What is being asked - For each line below that holds the word "separated", make a copy.

Page and application data records
=== Section Start ===

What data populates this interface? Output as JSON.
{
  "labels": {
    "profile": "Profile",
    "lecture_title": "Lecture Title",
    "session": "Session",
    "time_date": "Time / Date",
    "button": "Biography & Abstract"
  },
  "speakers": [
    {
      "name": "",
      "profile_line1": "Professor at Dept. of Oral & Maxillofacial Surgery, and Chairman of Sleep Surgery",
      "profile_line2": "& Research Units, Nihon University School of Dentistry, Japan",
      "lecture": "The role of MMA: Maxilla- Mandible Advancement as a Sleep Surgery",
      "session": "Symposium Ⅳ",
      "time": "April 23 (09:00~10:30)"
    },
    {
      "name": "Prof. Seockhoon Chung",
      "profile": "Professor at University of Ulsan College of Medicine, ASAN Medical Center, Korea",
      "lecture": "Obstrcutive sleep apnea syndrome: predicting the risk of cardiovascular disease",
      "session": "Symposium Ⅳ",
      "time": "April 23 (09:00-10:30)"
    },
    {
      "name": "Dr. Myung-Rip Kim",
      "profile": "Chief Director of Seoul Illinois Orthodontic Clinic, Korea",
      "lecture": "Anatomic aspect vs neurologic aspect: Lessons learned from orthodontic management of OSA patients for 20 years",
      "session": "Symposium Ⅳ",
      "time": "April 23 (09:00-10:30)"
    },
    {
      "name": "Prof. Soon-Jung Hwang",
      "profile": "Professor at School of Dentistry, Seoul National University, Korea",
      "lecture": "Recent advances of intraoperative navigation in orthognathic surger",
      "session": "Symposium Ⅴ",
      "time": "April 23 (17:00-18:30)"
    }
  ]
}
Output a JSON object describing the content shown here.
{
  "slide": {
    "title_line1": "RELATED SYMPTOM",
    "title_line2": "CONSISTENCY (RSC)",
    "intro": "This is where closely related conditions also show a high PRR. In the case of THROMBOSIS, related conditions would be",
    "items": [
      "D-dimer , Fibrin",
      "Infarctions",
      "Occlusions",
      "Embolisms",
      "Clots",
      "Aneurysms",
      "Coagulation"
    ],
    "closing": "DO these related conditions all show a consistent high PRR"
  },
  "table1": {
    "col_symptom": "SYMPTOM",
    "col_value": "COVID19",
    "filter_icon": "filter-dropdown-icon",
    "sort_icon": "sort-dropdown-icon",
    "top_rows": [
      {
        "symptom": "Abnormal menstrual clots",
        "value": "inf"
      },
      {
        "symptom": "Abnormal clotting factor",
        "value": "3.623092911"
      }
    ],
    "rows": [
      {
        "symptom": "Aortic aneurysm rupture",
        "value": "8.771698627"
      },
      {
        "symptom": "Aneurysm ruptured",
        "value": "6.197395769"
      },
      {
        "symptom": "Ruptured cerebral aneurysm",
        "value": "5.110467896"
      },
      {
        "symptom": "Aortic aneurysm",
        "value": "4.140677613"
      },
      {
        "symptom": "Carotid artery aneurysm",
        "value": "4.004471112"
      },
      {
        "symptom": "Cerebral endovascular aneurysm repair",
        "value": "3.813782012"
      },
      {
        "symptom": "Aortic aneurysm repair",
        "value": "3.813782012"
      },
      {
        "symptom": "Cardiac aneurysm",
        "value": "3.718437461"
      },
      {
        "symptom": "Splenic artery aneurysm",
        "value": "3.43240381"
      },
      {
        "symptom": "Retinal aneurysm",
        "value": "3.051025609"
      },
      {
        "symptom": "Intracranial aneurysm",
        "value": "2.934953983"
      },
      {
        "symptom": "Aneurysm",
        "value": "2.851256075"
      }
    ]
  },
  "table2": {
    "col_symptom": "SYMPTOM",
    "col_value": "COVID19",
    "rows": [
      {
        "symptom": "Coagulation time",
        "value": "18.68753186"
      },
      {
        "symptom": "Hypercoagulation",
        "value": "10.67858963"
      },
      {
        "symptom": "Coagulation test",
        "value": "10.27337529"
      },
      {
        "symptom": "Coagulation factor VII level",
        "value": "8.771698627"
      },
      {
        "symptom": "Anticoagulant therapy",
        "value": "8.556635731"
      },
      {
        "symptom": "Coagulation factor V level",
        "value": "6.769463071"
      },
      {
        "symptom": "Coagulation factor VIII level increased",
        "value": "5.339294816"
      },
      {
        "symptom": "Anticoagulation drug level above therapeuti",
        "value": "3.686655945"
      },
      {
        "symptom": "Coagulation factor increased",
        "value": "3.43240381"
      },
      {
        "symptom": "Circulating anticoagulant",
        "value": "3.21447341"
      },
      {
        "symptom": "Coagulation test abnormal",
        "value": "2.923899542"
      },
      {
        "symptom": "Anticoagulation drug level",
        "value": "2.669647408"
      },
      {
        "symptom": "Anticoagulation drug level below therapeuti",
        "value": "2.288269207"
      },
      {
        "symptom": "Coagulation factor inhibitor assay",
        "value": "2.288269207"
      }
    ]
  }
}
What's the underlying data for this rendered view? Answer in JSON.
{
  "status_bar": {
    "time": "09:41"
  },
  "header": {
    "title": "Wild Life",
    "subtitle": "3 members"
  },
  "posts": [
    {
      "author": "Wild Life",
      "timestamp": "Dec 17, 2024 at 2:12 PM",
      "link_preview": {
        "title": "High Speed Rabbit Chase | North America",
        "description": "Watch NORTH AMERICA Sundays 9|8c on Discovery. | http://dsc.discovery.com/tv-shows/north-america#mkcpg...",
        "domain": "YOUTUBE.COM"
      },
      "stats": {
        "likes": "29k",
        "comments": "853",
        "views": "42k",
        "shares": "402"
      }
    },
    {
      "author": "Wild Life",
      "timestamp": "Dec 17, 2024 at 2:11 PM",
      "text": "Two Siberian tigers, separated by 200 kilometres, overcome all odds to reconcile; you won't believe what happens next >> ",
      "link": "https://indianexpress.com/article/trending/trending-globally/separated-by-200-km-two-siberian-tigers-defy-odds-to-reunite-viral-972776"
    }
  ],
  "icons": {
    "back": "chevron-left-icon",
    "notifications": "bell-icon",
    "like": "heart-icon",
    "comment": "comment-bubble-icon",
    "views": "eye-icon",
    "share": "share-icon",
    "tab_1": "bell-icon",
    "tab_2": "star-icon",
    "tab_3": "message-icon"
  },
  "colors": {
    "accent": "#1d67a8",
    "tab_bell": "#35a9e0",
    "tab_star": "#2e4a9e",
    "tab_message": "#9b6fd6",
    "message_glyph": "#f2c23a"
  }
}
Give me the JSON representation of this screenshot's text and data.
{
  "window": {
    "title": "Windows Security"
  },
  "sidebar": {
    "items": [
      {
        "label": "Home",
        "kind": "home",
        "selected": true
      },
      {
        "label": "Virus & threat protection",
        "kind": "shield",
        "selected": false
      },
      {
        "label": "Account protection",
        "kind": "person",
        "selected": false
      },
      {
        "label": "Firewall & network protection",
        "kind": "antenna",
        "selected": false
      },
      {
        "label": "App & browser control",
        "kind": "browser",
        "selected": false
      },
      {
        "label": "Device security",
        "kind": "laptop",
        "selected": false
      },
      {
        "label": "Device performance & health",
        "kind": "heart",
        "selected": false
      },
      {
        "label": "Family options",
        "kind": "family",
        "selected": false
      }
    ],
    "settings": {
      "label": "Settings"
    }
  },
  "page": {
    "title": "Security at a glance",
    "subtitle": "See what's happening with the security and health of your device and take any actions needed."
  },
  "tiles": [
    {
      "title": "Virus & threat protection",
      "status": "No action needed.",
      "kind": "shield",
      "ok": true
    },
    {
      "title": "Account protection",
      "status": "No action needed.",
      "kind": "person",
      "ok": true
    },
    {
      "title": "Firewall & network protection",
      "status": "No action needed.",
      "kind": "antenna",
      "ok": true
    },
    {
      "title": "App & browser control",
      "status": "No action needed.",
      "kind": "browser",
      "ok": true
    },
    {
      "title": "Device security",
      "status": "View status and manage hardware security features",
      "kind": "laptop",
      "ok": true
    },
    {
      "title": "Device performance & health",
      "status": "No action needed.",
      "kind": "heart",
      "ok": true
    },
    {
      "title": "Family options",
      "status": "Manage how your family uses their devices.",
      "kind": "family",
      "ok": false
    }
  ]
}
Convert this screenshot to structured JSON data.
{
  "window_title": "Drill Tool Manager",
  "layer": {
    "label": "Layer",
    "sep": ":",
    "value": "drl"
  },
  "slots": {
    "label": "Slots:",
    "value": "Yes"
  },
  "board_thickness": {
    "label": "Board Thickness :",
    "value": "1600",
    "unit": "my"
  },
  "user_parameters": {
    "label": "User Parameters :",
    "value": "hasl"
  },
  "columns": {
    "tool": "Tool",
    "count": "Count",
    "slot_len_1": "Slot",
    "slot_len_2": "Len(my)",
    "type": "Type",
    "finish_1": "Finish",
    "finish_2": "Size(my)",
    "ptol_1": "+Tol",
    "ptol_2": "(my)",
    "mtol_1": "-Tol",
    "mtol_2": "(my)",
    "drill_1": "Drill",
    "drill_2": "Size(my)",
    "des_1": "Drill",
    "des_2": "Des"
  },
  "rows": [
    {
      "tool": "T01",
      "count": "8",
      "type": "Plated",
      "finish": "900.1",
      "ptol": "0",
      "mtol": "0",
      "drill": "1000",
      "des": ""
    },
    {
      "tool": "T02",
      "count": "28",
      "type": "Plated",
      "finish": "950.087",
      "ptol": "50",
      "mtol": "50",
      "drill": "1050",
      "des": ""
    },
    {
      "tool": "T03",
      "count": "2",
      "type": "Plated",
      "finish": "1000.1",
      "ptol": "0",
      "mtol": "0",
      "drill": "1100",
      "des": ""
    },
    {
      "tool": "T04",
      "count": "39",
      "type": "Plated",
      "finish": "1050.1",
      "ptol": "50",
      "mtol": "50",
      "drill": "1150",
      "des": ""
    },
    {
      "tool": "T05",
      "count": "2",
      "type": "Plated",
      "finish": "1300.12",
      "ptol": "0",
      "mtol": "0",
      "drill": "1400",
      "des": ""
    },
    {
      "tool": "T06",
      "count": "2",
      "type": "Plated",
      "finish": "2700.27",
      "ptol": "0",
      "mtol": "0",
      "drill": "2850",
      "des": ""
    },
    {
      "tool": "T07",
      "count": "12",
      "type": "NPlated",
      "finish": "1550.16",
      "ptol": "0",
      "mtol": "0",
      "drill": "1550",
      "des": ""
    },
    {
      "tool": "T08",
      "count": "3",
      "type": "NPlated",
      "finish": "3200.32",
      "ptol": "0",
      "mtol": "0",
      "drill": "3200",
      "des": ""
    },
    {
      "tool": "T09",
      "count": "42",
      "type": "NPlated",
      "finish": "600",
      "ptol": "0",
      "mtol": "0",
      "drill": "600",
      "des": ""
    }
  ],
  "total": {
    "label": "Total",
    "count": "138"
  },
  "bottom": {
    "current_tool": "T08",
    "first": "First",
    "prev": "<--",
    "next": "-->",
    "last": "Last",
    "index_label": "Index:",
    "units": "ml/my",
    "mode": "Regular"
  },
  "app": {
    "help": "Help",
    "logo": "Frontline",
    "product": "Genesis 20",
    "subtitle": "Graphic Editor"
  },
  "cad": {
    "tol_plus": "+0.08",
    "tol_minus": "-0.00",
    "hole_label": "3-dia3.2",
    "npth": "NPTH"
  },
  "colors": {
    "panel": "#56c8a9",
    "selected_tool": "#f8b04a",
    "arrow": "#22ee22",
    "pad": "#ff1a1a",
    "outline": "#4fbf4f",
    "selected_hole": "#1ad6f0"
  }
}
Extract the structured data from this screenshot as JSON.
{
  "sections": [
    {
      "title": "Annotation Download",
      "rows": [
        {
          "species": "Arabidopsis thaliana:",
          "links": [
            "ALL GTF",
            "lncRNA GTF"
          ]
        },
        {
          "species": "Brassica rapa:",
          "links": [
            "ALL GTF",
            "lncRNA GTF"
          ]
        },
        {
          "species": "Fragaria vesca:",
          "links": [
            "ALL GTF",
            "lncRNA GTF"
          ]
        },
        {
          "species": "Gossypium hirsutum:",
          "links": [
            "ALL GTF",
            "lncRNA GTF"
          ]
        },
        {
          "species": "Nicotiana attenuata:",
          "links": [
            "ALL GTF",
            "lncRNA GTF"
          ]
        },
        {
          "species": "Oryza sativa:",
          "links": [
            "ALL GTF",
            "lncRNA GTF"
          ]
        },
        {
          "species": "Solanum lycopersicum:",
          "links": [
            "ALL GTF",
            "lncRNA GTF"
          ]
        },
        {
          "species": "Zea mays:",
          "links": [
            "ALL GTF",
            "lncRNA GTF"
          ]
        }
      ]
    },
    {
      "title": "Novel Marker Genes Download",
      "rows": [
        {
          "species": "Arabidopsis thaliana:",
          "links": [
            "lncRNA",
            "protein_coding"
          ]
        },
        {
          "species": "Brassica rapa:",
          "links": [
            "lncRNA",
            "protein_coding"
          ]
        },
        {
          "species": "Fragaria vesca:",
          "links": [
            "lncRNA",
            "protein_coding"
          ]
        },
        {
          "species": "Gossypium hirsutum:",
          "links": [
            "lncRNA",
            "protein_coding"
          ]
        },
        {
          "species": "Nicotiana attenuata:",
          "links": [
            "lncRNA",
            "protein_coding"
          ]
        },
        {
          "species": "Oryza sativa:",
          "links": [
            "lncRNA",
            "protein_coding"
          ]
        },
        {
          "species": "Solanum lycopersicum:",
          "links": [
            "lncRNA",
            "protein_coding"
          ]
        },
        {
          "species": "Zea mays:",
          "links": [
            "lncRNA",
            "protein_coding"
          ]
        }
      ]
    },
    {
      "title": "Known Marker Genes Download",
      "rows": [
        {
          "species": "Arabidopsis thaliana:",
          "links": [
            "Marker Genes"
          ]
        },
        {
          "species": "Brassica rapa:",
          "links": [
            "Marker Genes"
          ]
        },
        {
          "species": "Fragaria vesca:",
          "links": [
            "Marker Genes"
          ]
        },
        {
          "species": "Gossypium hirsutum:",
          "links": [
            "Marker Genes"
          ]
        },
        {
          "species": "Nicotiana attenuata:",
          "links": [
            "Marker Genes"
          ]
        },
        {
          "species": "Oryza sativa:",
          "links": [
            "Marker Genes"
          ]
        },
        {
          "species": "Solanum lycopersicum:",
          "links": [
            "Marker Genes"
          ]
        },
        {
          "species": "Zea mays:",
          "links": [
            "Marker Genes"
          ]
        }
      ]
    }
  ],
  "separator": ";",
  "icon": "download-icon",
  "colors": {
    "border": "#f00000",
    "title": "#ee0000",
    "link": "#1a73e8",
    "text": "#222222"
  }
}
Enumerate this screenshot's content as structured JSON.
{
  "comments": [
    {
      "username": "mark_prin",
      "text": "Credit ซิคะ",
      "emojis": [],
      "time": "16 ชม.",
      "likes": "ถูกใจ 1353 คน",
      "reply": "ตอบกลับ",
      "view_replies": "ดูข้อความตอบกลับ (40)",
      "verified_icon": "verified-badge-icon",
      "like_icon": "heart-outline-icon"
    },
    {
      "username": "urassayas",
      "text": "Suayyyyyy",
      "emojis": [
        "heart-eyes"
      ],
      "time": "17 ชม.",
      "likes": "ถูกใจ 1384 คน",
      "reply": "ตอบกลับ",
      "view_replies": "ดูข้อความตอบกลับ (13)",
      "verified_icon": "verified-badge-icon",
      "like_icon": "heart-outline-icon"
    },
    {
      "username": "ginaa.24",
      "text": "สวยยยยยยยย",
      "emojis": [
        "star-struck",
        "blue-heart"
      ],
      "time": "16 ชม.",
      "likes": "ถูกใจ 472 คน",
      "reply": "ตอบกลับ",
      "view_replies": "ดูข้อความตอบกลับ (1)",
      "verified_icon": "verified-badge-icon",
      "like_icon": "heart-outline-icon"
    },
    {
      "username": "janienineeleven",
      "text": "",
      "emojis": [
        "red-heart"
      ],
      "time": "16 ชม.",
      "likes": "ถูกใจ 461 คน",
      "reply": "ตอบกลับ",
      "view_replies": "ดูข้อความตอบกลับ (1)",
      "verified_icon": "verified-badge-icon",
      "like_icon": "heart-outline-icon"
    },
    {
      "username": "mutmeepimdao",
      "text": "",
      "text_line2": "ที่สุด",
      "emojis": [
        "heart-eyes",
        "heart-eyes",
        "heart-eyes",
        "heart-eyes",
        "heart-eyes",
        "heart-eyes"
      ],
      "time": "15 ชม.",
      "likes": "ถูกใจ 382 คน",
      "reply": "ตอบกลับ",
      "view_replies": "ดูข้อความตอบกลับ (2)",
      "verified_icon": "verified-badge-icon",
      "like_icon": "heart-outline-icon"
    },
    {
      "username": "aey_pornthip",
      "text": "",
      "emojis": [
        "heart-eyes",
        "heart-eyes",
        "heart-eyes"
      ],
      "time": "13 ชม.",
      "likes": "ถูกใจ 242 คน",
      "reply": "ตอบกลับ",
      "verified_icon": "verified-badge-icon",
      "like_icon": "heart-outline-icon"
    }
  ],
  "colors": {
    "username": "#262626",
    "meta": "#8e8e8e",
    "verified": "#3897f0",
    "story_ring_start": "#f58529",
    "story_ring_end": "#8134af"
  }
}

=== Section End ===

Completed task -
      "text": "Two Siberian tigers, separated by 200 kilometres, overcome all odds to reconcile; you won't believe what happens next >> ",
      "link": "https://indianexpress.com/article/trending/trending-globally/separated-by-200-km-two-siberian-tigers-defy-odds-to-reunite-viral-972776"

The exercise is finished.